» EXERCISE: Please reproduce every record, keeping each one exactly as written.

Dataset entries

>>>

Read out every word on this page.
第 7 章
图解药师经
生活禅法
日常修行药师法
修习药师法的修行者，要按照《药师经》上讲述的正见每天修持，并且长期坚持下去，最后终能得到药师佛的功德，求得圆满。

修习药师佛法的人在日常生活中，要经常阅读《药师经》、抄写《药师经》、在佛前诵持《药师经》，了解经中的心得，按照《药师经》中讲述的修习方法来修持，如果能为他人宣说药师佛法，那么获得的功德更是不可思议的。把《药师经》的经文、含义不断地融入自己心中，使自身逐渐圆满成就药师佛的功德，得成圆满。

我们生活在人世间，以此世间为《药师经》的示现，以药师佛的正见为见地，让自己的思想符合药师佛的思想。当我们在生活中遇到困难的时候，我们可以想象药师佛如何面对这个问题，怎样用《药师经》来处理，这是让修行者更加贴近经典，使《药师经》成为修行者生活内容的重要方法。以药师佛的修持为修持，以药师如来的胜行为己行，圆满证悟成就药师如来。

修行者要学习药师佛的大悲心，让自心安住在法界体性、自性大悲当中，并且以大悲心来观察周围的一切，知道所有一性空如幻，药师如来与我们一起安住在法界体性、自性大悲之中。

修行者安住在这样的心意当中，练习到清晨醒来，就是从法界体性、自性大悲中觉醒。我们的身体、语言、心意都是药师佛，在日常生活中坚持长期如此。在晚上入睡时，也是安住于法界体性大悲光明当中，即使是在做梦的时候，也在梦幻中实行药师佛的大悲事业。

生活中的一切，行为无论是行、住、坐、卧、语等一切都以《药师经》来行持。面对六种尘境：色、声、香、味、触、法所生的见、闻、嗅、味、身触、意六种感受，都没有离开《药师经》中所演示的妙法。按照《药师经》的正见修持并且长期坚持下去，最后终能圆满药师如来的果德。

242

<<<

» CORRECT OUTPUT:
Read out every word on this page.
第 7 章
图解药师经
生活禅法
日常修行药师法
修习药师法的修行者，要按照《药师经》上讲述的正见每天修持，并且长期坚持下去，最后终能得到药师佛的功德，求得圆满。

修习药师佛法的人在日常生活中，要经常阅读《药师经》、抄写《药师经》、在佛前诵持《药师经》，了解经中的心得，按照《药师经》中讲述的修习方法来修持，如果能为他人宣说药师佛法，那么获得的功德更是不可思议的。把《药师经》的经文、含义不断地融入自己心中，使自身逐渐圆满成就药师佛的功德，得成圆满。

我们生活在人世间，以此世间为《药师经》的示现，以药师佛的正见为见地，让自己的思想符合药师佛的思想。当我们在生活中遇到困难的时候，我们可以想象药师佛如何面对这个问题，怎样用《药师经》来处理，这是让修行者更加贴近经典，使《药师经》成为修行者生活内容的重要方法。以药师佛的修持为修持，以药师如来的胜行为己行，圆满证悟成就药师如来。

修行者要学习药师佛的大悲心，让自心安住在法界体性、自性大悲当中，并且以大悲心来观察周围的一切，知道所有一性空如幻，药师如来与我们一起安住在法界体性、自性大悲之中。

修行者安住在这样的心意当中，练习到清晨醒来，就是从法界体性、自性大悲中觉醒。我们的身体、语言、心意都是药师佛，在日常生活中坚持长期如此。在晚上入睡时，也是安住于法界体性大悲光明当中，即使是在做梦的时候，也在梦幻中实行药师佛的大悲事业。

生活中的一切，行为无论是行、住、坐、卧、语等一切都以《药师经》来行持。面对六种尘境：色、声、香、味、触、法所生的见、闻、嗅、味、身触、意六种感受，都没有离开《药师经》中所演示的妙法。按照《药师经》的正见修持并且长期坚持下去，最后终能圆满药师如来的果德。

242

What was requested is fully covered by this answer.